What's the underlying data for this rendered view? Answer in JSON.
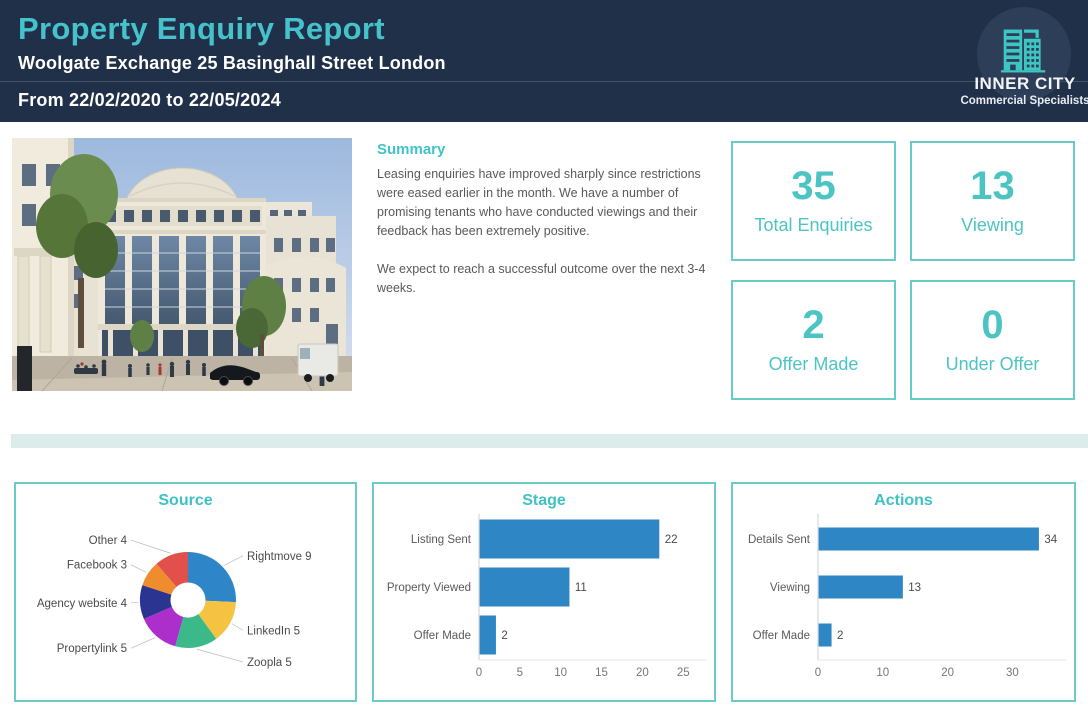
{
  "header": {
    "title": "Property Enquiry Report",
    "subtitle": "Woolgate Exchange 25 Basinghall Street London",
    "date_range": "From 22/02/2020 to 22/05/2024",
    "logo": {
      "name": "INNER CITY",
      "tagline": "Commercial Specialists",
      "icon": "buildings-icon"
    }
  },
  "summary": {
    "heading": "Summary",
    "paragraph_1": "Leasing enquiries have improved sharply since restrictions were eased earlier in the month. We have a number of promising tenants who have conducted viewings and their feedback has been extremely positive.",
    "paragraph_2": "We expect to reach a successful outcome over the next 3-4 weeks."
  },
  "kpis": [
    {
      "value": "35",
      "label": "Total Enquiries"
    },
    {
      "value": "13",
      "label": "Viewing"
    },
    {
      "value": "2",
      "label": "Offer Made"
    },
    {
      "value": "0",
      "label": "Under Offer"
    }
  ],
  "colors": {
    "header_navy": "#213049",
    "accent_teal": "#45c2cc",
    "card_teal": "#4cc4c3",
    "panel_border_teal": "#6ccbc7",
    "divider_band": "#dcecea",
    "bar_blue": "#2e86c5",
    "text_gray": "#595959"
  },
  "chart_data": [
    {
      "id": "source",
      "type": "pie",
      "style": "donut",
      "title": "Source",
      "start_angle_deg": 0,
      "clockwise": true,
      "label_format": "{label} {value}",
      "slices": [
        {
          "label": "Rightmove",
          "value": 9,
          "color": "#2e86c8"
        },
        {
          "label": "LinkedIn",
          "value": 5,
          "color": "#f5c242"
        },
        {
          "label": "Zoopla",
          "value": 5,
          "color": "#3cb988"
        },
        {
          "label": "Propertylink",
          "value": 5,
          "color": "#ac2fcb"
        },
        {
          "label": "Agency website",
          "value": 4,
          "color": "#2c3492"
        },
        {
          "label": "Facebook",
          "value": 3,
          "color": "#ef8d2e"
        },
        {
          "label": "Other",
          "value": 4,
          "color": "#e2504c"
        }
      ],
      "total": 35
    },
    {
      "id": "stage",
      "type": "bar",
      "orientation": "horizontal",
      "title": "Stage",
      "categories": [
        "Listing Sent",
        "Property Viewed",
        "Offer Made"
      ],
      "values": [
        22,
        11,
        2
      ],
      "bar_color": "#2e86c5",
      "xticks": [
        0,
        5,
        10,
        15,
        20,
        25
      ],
      "xmax": 27.3,
      "value_labels": true,
      "grid": false
    },
    {
      "id": "actions",
      "type": "bar",
      "orientation": "horizontal",
      "title": "Actions",
      "categories": [
        "Details Sent",
        "Viewing",
        "Offer Made"
      ],
      "values": [
        34,
        13,
        2
      ],
      "bar_color": "#2e86c5",
      "xticks": [
        0,
        10,
        20,
        30
      ],
      "xmax": 37.5,
      "value_labels": true,
      "grid": false
    }
  ]
}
::::::::::
▶ **Problem details**
Filter the listing for the word "Offer" and copy every line that holds it.

▶ **Result below**
      "label": "Offer Made"
      "label": "Under Offer"
        "Offer Made"
        "Offer Made"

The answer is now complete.